• Given problem:
Every entry that follows should be reproduced exactly.
>> Begin Dataset excerpts
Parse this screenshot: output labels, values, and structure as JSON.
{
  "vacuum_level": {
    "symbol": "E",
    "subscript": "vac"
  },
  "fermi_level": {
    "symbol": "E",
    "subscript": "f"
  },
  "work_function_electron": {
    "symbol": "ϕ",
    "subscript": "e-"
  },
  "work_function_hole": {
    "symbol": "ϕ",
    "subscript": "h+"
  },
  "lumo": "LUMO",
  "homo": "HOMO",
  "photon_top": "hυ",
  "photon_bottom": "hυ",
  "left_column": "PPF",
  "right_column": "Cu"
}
>> End Dataset excerpts
• Output of the exercise:
Parse this screenshot: output labels, values, and structure as JSON.
{
  "vacuum_level": {
    "symbol": "E",
    "subscript": "vac"
  },
  "fermi_level": {
    "symbol": "E",
    "subscript": "f"
  },
  "work_function_electron": {
    "symbol": "ϕ",
    "subscript": "e-"
  },
  "work_function_hole": {
    "symbol": "ϕ",
    "subscript": "h+"
  },
  "lumo": "LUMO",
  "homo": "HOMO",
  "photon_top": "hυ",
  "photon_bottom": "hυ",
  "left_column": "PPF",
  "right_column": "Cu"
}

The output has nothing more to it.